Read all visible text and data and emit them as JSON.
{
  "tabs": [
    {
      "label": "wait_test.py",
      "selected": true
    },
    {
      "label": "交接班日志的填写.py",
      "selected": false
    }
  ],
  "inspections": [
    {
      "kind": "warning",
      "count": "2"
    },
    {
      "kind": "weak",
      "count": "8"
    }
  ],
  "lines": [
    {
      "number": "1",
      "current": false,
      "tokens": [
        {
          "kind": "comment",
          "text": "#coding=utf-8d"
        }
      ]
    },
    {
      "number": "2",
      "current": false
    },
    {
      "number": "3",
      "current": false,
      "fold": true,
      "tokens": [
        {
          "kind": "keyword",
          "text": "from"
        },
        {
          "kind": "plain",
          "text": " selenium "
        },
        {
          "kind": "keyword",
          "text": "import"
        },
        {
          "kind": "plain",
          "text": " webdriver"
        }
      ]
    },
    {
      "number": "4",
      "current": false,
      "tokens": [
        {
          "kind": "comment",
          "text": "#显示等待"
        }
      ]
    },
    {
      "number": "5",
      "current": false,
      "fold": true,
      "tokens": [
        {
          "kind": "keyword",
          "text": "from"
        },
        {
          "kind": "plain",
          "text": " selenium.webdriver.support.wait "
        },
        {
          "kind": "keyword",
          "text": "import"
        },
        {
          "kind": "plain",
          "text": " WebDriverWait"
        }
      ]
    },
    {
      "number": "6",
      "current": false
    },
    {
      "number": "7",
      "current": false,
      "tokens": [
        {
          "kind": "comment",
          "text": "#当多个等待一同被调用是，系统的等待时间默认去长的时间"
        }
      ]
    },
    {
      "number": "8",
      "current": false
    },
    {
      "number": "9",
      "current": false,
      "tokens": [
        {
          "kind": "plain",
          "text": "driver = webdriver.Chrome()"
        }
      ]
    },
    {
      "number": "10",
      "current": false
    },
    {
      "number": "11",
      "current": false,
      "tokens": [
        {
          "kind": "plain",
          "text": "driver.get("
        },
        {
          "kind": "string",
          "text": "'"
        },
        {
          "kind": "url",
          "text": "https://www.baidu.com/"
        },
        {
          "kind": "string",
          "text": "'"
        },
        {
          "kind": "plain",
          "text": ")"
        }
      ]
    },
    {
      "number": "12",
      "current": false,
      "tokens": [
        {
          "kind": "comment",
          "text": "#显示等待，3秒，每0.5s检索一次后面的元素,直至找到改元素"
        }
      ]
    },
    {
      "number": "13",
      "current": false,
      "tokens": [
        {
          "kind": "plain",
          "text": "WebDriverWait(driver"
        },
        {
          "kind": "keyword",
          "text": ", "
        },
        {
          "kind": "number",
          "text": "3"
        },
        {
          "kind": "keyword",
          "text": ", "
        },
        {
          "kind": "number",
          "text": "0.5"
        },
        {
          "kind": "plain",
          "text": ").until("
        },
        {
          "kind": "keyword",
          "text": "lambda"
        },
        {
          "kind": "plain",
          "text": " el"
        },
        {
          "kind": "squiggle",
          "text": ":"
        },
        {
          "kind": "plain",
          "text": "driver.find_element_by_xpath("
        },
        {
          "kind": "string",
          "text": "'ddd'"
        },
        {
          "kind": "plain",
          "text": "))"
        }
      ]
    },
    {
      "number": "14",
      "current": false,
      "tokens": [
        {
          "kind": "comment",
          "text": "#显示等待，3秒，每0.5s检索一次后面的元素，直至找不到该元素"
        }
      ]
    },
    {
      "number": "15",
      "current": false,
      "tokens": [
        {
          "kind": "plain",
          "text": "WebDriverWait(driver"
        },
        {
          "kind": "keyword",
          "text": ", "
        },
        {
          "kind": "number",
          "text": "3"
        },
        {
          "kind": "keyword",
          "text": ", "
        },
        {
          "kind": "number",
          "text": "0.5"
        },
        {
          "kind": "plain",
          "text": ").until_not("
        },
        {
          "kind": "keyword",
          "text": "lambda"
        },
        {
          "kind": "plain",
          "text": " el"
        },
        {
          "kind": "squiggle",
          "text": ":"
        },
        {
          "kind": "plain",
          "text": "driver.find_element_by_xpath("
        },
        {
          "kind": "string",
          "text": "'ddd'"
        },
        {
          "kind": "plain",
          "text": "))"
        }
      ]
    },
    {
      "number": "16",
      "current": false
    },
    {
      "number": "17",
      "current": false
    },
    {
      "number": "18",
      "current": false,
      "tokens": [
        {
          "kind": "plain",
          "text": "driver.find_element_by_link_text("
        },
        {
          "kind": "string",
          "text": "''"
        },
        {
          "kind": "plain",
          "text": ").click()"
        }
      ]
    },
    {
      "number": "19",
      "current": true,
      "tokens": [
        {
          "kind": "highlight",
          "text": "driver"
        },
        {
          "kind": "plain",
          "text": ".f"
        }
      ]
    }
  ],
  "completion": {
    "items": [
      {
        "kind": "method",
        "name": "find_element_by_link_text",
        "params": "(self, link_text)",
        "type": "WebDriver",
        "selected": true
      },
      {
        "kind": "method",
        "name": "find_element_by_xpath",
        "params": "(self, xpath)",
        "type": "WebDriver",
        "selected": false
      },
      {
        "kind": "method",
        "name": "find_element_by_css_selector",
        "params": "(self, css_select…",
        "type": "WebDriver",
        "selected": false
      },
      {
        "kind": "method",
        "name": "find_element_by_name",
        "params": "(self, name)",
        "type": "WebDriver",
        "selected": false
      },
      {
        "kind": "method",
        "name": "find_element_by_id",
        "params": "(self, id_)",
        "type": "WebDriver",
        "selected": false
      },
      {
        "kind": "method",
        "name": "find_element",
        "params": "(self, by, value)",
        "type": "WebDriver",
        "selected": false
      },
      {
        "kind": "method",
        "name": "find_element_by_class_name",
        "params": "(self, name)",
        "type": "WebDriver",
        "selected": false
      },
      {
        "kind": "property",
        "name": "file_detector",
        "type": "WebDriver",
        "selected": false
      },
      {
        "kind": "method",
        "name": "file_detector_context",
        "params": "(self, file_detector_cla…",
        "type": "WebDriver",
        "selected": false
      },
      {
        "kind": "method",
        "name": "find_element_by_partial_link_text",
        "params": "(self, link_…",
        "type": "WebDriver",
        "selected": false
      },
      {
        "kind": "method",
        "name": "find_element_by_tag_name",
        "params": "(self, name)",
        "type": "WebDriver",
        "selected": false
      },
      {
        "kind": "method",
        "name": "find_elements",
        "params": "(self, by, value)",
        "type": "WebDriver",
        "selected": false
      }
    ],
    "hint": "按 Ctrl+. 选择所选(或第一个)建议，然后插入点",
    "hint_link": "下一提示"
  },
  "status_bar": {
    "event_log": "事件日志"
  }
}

_ _ _ _ _

§ Request
Write out all the entries exactly.

§ Complete answer
Read all visible text and data and emit them as JSON.
{
  "tabs": [
    {
      "label": "wait_test.py",
      "selected": true
    },
    {
      "label": "交接班日志的填写.py",
      "selected": false
    }
  ],
  "inspections": [
    {
      "kind": "warning",
      "count": "2"
    },
    {
      "kind": "weak",
      "count": "8"
    }
  ],
  "lines": [
    {
      "number": "1",
      "current": false,
      "tokens": [
        {
          "kind": "comment",
          "text": "#coding=utf-8d"
        }
      ]
    },
    {
      "number": "2",
      "current": false
    },
    {
      "number": "3",
      "current": false,
      "fold": true,
      "tokens": [
        {
          "kind": "keyword",
          "text": "from"
        },
        {
          "kind": "plain",
          "text": " selenium "
        },
        {
          "kind": "keyword",
          "text": "import"
        },
        {
          "kind": "plain",
          "text": " webdriver"
        }
      ]
    },
    {
      "number": "4",
      "current": false,
      "tokens": [
        {
          "kind": "comment",
          "text": "#显示等待"
        }
      ]
    },
    {
      "number": "5",
      "current": false,
      "fold": true,
      "tokens": [
        {
          "kind": "keyword",
          "text": "from"
        },
        {
          "kind": "plain",
          "text": " selenium.webdriver.support.wait "
        },
        {
          "kind": "keyword",
          "text": "import"
        },
        {
          "kind": "plain",
          "text": " WebDriverWait"
        }
      ]
    },
    {
      "number": "6",
      "current": false
    },
    {
      "number": "7",
      "current": false,
      "tokens": [
        {
          "kind": "comment",
          "text": "#当多个等待一同被调用是，系统的等待时间默认去长的时间"
        }
      ]
    },
    {
      "number": "8",
      "current": false
    },
    {
      "number": "9",
      "current": false,
      "tokens": [
        {
          "kind": "plain",
          "text": "driver = webdriver.Chrome()"
        }
      ]
    },
    {
      "number": "10",
      "current": false
    },
    {
      "number": "11",
      "current": false,
      "tokens": [
        {
          "kind": "plain",
          "text": "driver.get("
        },
        {
          "kind": "string",
          "text": "'"
        },
        {
          "kind": "url",
          "text": "https://www.baidu.com/"
        },
        {
          "kind": "string",
          "text": "'"
        },
        {
          "kind": "plain",
          "text": ")"
        }
      ]
    },
    {
      "number": "12",
      "current": false,
      "tokens": [
        {
          "kind": "comment",
          "text": "#显示等待，3秒，每0.5s检索一次后面的元素,直至找到改元素"
        }
      ]
    },
    {
      "number": "13",
      "current": false,
      "tokens": [
        {
          "kind": "plain",
          "text": "WebDriverWait(driver"
        },
        {
          "kind": "keyword",
          "text": ", "
        },
        {
          "kind": "number",
          "text": "3"
        },
        {
          "kind": "keyword",
          "text": ", "
        },
        {
          "kind": "number",
          "text": "0.5"
        },
        {
          "kind": "plain",
          "text": ").until("
        },
        {
          "kind": "keyword",
          "text": "lambda"
        },
        {
          "kind": "plain",
          "text": " el"
        },
        {
          "kind": "squiggle",
          "text": ":"
        },
        {
          "kind": "plain",
          "text": "driver.find_element_by_xpath("
        },
        {
          "kind": "string",
          "text": "'ddd'"
        },
        {
          "kind": "plain",
          "text": "))"
        }
      ]
    },
    {
      "number": "14",
      "current": false,
      "tokens": [
        {
          "kind": "comment",
          "text": "#显示等待，3秒，每0.5s检索一次后面的元素，直至找不到该元素"
        }
      ]
    },
    {
      "number": "15",
      "current": false,
      "tokens": [
        {
          "kind": "plain",
          "text": "WebDriverWait(driver"
        },
        {
          "kind": "keyword",
          "text": ", "
        },
        {
          "kind": "number",
          "text": "3"
        },
        {
          "kind": "keyword",
          "text": ", "
        },
        {
          "kind": "number",
          "text": "0.5"
        },
        {
          "kind": "plain",
          "text": ").until_not("
        },
        {
          "kind": "keyword",
          "text": "lambda"
        },
        {
          "kind": "plain",
          "text": " el"
        },
        {
          "kind": "squiggle",
          "text": ":"
        },
        {
          "kind": "plain",
          "text": "driver.find_element_by_xpath("
        },
        {
          "kind": "string",
          "text": "'ddd'"
        },
        {
          "kind": "plain",
          "text": "))"
        }
      ]
    },
    {
      "number": "16",
      "current": false
    },
    {
      "number": "17",
      "current": false
    },
    {
      "number": "18",
      "current": false,
      "tokens": [
        {
          "kind": "plain",
          "text": "driver.find_element_by_link_text("
        },
        {
          "kind": "string",
          "text": "''"
        },
        {
          "kind": "plain",
          "text": ").click()"
        }
      ]
    },
    {
      "number": "19",
      "current": true,
      "tokens": [
        {
          "kind": "highlight",
          "text": "driver"
        },
        {
          "kind": "plain",
          "text": ".f"
        }
      ]
    }
  ],
  "completion": {
    "items": [
      {
        "kind": "method",
        "name": "find_element_by_link_text",
        "params": "(self, link_text)",
        "type": "WebDriver",
        "selected": true
      },
      {
        "kind": "method",
        "name": "find_element_by_xpath",
        "params": "(self, xpath)",
        "type": "WebDriver",
        "selected": false
      },
      {
        "kind": "method",
        "name": "find_element_by_css_selector",
        "params": "(self, css_select…",
        "type": "WebDriver",
        "selected": false
      },
      {
        "kind": "method",
        "name": "find_element_by_name",
        "params": "(self, name)",
        "type": "WebDriver",
        "selected": false
      },
      {
        "kind": "method",
        "name": "find_element_by_id",
        "params": "(self, id_)",
        "type": "WebDriver",
        "selected": false
      },
      {
        "kind": "method",
        "name": "find_element",
        "params": "(self, by, value)",
        "type": "WebDriver",
        "selected": false
      },
      {
        "kind": "method",
        "name": "find_element_by_class_name",
        "params": "(self, name)",
        "type": "WebDriver",
        "selected": false
      },
      {
        "kind": "property",
        "name": "file_detector",
        "type": "WebDriver",
        "selected": false
      },
      {
        "kind": "method",
        "name": "file_detector_context",
        "params": "(self, file_detector_cla…",
        "type": "WebDriver",
        "selected": false
      },
      {
        "kind": "method",
        "name": "find_element_by_partial_link_text",
        "params": "(self, link_…",
        "type": "WebDriver",
        "selected": false
      },
      {
        "kind": "method",
        "name": "find_element_by_tag_name",
        "params": "(self, name)",
        "type": "WebDriver",
        "selected": false
      },
      {
        "kind": "method",
        "name": "find_elements",
        "params": "(self, by, value)",
        "type": "WebDriver",
        "selected": false
      }
    ],
    "hint": "按 Ctrl+. 选择所选(或第一个)建议，然后插入点",
    "hint_link": "下一提示"
  },
  "status_bar": {
    "event_log": "事件日志"
  }
}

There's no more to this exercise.